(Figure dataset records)
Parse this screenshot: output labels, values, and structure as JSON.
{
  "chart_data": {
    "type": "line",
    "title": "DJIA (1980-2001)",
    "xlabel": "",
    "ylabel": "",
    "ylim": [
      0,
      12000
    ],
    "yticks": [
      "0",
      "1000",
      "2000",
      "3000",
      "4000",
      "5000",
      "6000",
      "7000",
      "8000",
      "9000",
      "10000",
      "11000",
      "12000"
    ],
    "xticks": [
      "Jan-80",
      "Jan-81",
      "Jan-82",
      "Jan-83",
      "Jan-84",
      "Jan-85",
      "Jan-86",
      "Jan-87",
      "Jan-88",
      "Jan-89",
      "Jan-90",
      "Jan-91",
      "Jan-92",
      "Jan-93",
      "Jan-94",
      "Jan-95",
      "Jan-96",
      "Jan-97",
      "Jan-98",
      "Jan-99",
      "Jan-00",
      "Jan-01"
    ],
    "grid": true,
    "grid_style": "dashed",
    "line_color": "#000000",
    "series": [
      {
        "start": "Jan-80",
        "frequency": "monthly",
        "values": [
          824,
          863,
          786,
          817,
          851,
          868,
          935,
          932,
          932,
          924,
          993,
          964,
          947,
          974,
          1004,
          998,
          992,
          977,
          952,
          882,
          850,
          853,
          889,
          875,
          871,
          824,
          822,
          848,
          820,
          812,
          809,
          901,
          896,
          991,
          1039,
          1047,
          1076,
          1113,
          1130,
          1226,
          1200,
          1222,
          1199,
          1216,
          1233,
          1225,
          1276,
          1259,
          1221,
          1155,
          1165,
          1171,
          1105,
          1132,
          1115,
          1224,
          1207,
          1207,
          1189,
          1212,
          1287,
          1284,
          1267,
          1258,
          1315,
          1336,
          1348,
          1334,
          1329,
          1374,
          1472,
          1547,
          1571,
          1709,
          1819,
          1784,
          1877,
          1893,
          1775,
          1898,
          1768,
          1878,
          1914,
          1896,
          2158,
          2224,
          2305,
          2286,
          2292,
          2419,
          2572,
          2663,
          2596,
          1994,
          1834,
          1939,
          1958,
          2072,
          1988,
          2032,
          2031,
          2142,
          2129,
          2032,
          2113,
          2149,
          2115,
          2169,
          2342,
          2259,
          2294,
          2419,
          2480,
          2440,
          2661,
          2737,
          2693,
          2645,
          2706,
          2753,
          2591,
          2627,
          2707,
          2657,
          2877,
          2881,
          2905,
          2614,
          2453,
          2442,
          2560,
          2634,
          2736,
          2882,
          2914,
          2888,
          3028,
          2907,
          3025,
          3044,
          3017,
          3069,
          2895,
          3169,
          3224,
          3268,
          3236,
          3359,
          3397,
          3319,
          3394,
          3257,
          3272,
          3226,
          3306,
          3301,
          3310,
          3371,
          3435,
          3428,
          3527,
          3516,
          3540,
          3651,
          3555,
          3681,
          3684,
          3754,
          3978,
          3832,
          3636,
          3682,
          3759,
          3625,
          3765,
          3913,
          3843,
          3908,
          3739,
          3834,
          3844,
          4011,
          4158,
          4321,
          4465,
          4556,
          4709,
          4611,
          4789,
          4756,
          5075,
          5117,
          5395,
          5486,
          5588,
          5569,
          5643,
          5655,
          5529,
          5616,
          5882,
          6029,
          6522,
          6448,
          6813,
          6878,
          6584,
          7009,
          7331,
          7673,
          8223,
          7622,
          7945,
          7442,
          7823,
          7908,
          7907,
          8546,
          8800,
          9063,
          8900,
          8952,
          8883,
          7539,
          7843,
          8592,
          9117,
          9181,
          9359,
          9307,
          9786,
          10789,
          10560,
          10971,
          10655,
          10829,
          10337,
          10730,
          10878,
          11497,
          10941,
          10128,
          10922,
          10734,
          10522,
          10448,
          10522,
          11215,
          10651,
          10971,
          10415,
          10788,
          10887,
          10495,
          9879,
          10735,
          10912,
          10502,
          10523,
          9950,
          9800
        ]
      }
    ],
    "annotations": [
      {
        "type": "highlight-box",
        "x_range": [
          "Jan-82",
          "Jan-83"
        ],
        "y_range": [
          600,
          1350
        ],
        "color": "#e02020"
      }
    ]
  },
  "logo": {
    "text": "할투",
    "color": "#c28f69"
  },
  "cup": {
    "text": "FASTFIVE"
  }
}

Your objective
Extract, word for word, each line of the listing above.

Exercise response
Parse this screenshot: output labels, values, and structure as JSON.
{
  "chart_data": {
    "type": "line",
    "title": "DJIA (1980-2001)",
    "xlabel": "",
    "ylabel": "",
    "ylim": [
      0,
      12000
    ],
    "yticks": [
      "0",
      "1000",
      "2000",
      "3000",
      "4000",
      "5000",
      "6000",
      "7000",
      "8000",
      "9000",
      "10000",
      "11000",
      "12000"
    ],
    "xticks": [
      "Jan-80",
      "Jan-81",
      "Jan-82",
      "Jan-83",
      "Jan-84",
      "Jan-85",
      "Jan-86",
      "Jan-87",
      "Jan-88",
      "Jan-89",
      "Jan-90",
      "Jan-91",
      "Jan-92",
      "Jan-93",
      "Jan-94",
      "Jan-95",
      "Jan-96",
      "Jan-97",
      "Jan-98",
      "Jan-99",
      "Jan-00",
      "Jan-01"
    ],
    "grid": true,
    "grid_style": "dashed",
    "line_color": "#000000",
    "series": [
      {
        "start": "Jan-80",
        "frequency": "monthly",
        "values": [
          824,
          863,
          786,
          817,
          851,
          868,
          935,
          932,
          932,
          924,
          993,
          964,
          947,
          974,
          1004,
          998,
          992,
          977,
          952,
          882,
          850,
          853,
          889,
          875,
          871,
          824,
          822,
          848,
          820,
          812,
          809,
          901,
          896,
          991,
          1039,
          1047,
          1076,
          1113,
          1130,
          1226,
          1200,
          1222,
          1199,
          1216,
          1233,
          1225,
          1276,
          1259,
          1221,
          1155,
          1165,
          1171,
          1105,
          1132,
          1115,
          1224,
          1207,
          1207,
          1189,
          1212,
          1287,
          1284,
          1267,
          1258,
          1315,
          1336,
          1348,
          1334,
          1329,
          1374,
          1472,
          1547,
          1571,
          1709,
          1819,
          1784,
          1877,
          1893,
          1775,
          1898,
          1768,
          1878,
          1914,
          1896,
          2158,
          2224,
          2305,
          2286,
          2292,
          2419,
          2572,
          2663,
          2596,
          1994,
          1834,
          1939,
          1958,
          2072,
          1988,
          2032,
          2031,
          2142,
          2129,
          2032,
          2113,
          2149,
          2115,
          2169,
          2342,
          2259,
          2294,
          2419,
          2480,
          2440,
          2661,
          2737,
          2693,
          2645,
          2706,
          2753,
          2591,
          2627,
          2707,
          2657,
          2877,
          2881,
          2905,
          2614,
          2453,
          2442,
          2560,
          2634,
          2736,
          2882,
          2914,
          2888,
          3028,
          2907,
          3025,
          3044,
          3017,
          3069,
          2895,
          3169,
          3224,
          3268,
          3236,
          3359,
          3397,
          3319,
          3394,
          3257,
          3272,
          3226,
          3306,
          3301,
          3310,
          3371,
          3435,
          3428,
          3527,
          3516,
          3540,
          3651,
          3555,
          3681,
          3684,
          3754,
          3978,
          3832,
          3636,
          3682,
          3759,
          3625,
          3765,
          3913,
          3843,
          3908,
          3739,
          3834,
          3844,
          4011,
          4158,
          4321,
          4465,
          4556,
          4709,
          4611,
          4789,
          4756,
          5075,
          5117,
          5395,
          5486,
          5588,
          5569,
          5643,
          5655,
          5529,
          5616,
          5882,
          6029,
          6522,
          6448,
          6813,
          6878,
          6584,
          7009,
          7331,
          7673,
          8223,
          7622,
          7945,
          7442,
          7823,
          7908,
          7907,
          8546,
          8800,
          9063,
          8900,
          8952,
          8883,
          7539,
          7843,
          8592,
          9117,
          9181,
          9359,
          9307,
          9786,
          10789,
          10560,
          10971,
          10655,
          10829,
          10337,
          10730,
          10878,
          11497,
          10941,
          10128,
          10922,
          10734,
          10522,
          10448,
          10522,
          11215,
          10651,
          10971,
          10415,
          10788,
          10887,
          10495,
          9879,
          10735,
          10912,
          10502,
          10523,
          9950,
          9800
        ]
      }
    ],
    "annotations": [
      {
        "type": "highlight-box",
        "x_range": [
          "Jan-82",
          "Jan-83"
        ],
        "y_range": [
          600,
          1350
        ],
        "color": "#e02020"
      }
    ]
  },
  "logo": {
    "text": "할투",
    "color": "#c28f69"
  },
  "cup": {
    "text": "FASTFIVE"
  }
}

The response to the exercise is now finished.